• [RECORDS TO PROCESS]:
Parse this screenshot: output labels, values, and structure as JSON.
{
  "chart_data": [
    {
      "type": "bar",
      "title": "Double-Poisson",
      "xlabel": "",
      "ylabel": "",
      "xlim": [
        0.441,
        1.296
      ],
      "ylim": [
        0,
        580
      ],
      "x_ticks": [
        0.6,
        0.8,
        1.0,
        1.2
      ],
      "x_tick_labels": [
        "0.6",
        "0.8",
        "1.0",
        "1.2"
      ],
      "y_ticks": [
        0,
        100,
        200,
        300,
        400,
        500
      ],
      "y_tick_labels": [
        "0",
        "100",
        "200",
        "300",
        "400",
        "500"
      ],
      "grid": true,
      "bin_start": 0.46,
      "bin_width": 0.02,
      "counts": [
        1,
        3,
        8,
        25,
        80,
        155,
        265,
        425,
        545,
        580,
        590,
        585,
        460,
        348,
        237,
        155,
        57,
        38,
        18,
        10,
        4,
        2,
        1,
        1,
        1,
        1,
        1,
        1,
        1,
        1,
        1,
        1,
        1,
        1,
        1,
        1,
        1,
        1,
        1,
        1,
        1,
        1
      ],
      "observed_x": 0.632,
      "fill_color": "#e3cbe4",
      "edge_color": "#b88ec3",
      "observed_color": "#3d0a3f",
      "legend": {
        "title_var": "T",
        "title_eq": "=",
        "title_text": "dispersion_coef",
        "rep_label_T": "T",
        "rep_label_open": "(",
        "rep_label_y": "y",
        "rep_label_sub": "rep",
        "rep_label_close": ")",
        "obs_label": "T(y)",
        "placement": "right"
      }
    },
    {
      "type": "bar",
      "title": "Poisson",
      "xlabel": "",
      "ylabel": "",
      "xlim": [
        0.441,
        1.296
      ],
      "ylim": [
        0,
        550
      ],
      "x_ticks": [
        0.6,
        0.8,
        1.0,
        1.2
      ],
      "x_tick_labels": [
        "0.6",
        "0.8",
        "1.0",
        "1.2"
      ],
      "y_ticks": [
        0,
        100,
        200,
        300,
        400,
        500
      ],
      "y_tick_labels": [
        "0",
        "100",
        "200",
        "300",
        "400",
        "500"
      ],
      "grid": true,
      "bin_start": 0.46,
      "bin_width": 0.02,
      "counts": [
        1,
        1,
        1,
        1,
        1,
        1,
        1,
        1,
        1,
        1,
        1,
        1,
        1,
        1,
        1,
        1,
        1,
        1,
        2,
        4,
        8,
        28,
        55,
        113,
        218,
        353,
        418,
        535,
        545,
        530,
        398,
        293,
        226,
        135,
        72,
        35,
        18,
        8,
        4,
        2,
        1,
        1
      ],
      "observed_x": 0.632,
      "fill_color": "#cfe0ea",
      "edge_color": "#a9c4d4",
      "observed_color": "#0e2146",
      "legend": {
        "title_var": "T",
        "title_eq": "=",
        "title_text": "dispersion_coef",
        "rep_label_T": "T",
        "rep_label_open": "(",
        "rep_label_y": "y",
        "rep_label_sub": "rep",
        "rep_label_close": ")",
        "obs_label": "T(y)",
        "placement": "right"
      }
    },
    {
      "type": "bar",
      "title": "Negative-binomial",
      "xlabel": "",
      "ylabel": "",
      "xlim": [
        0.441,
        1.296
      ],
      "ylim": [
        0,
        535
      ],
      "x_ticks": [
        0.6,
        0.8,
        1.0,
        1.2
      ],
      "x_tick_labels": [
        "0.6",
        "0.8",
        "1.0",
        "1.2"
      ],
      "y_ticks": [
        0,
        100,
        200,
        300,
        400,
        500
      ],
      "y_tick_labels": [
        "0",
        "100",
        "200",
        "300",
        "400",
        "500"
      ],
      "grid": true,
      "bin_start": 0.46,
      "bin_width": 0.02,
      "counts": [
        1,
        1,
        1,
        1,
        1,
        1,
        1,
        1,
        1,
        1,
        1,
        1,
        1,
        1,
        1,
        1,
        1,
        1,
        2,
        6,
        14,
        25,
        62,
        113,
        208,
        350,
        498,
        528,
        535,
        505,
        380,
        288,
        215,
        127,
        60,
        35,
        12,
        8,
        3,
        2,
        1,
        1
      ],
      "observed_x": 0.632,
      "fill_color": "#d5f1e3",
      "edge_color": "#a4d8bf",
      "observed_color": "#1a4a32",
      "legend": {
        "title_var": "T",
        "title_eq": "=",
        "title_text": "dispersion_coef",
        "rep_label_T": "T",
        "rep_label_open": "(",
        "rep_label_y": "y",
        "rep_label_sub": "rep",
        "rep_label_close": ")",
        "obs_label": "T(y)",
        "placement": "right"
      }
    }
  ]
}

• [TASK]: Copy out each record from above, exactly.

• [COMPLETE OUTPUT]:
Parse this screenshot: output labels, values, and structure as JSON.
{
  "chart_data": [
    {
      "type": "bar",
      "title": "Double-Poisson",
      "xlabel": "",
      "ylabel": "",
      "xlim": [
        0.441,
        1.296
      ],
      "ylim": [
        0,
        580
      ],
      "x_ticks": [
        0.6,
        0.8,
        1.0,
        1.2
      ],
      "x_tick_labels": [
        "0.6",
        "0.8",
        "1.0",
        "1.2"
      ],
      "y_ticks": [
        0,
        100,
        200,
        300,
        400,
        500
      ],
      "y_tick_labels": [
        "0",
        "100",
        "200",
        "300",
        "400",
        "500"
      ],
      "grid": true,
      "bin_start": 0.46,
      "bin_width": 0.02,
      "counts": [
        1,
        3,
        8,
        25,
        80,
        155,
        265,
        425,
        545,
        580,
        590,
        585,
        460,
        348,
        237,
        155,
        57,
        38,
        18,
        10,
        4,
        2,
        1,
        1,
        1,
        1,
        1,
        1,
        1,
        1,
        1,
        1,
        1,
        1,
        1,
        1,
        1,
        1,
        1,
        1,
        1,
        1
      ],
      "observed_x": 0.632,
      "fill_color": "#e3cbe4",
      "edge_color": "#b88ec3",
      "observed_color": "#3d0a3f",
      "legend": {
        "title_var": "T",
        "title_eq": "=",
        "title_text": "dispersion_coef",
        "rep_label_T": "T",
        "rep_label_open": "(",
        "rep_label_y": "y",
        "rep_label_sub": "rep",
        "rep_label_close": ")",
        "obs_label": "T(y)",
        "placement": "right"
      }
    },
    {
      "type": "bar",
      "title": "Poisson",
      "xlabel": "",
      "ylabel": "",
      "xlim": [
        0.441,
        1.296
      ],
      "ylim": [
        0,
        550
      ],
      "x_ticks": [
        0.6,
        0.8,
        1.0,
        1.2
      ],
      "x_tick_labels": [
        "0.6",
        "0.8",
        "1.0",
        "1.2"
      ],
      "y_ticks": [
        0,
        100,
        200,
        300,
        400,
        500
      ],
      "y_tick_labels": [
        "0",
        "100",
        "200",
        "300",
        "400",
        "500"
      ],
      "grid": true,
      "bin_start": 0.46,
      "bin_width": 0.02,
      "counts": [
        1,
        1,
        1,
        1,
        1,
        1,
        1,
        1,
        1,
        1,
        1,
        1,
        1,
        1,
        1,
        1,
        1,
        1,
        2,
        4,
        8,
        28,
        55,
        113,
        218,
        353,
        418,
        535,
        545,
        530,
        398,
        293,
        226,
        135,
        72,
        35,
        18,
        8,
        4,
        2,
        1,
        1
      ],
      "observed_x": 0.632,
      "fill_color": "#cfe0ea",
      "edge_color": "#a9c4d4",
      "observed_color": "#0e2146",
      "legend": {
        "title_var": "T",
        "title_eq": "=",
        "title_text": "dispersion_coef",
        "rep_label_T": "T",
        "rep_label_open": "(",
        "rep_label_y": "y",
        "rep_label_sub": "rep",
        "rep_label_close": ")",
        "obs_label": "T(y)",
        "placement": "right"
      }
    },
    {
      "type": "bar",
      "title": "Negative-binomial",
      "xlabel": "",
      "ylabel": "",
      "xlim": [
        0.441,
        1.296
      ],
      "ylim": [
        0,
        535
      ],
      "x_ticks": [
        0.6,
        0.8,
        1.0,
        1.2
      ],
      "x_tick_labels": [
        "0.6",
        "0.8",
        "1.0",
        "1.2"
      ],
      "y_ticks": [
        0,
        100,
        200,
        300,
        400,
        500
      ],
      "y_tick_labels": [
        "0",
        "100",
        "200",
        "300",
        "400",
        "500"
      ],
      "grid": true,
      "bin_start": 0.46,
      "bin_width": 0.02,
      "counts": [
        1,
        1,
        1,
        1,
        1,
        1,
        1,
        1,
        1,
        1,
        1,
        1,
        1,
        1,
        1,
        1,
        1,
        1,
        2,
        6,
        14,
        25,
        62,
        113,
        208,
        350,
        498,
        528,
        535,
        505,
        380,
        288,
        215,
        127,
        60,
        35,
        12,
        8,
        3,
        2,
        1,
        1
      ],
      "observed_x": 0.632,
      "fill_color": "#d5f1e3",
      "edge_color": "#a4d8bf",
      "observed_color": "#1a4a32",
      "legend": {
        "title_var": "T",
        "title_eq": "=",
        "title_text": "dispersion_coef",
        "rep_label_T": "T",
        "rep_label_open": "(",
        "rep_label_y": "y",
        "rep_label_sub": "rep",
        "rep_label_close": ")",
        "obs_label": "T(y)",
        "placement": "right"
      }
    }
  ]
}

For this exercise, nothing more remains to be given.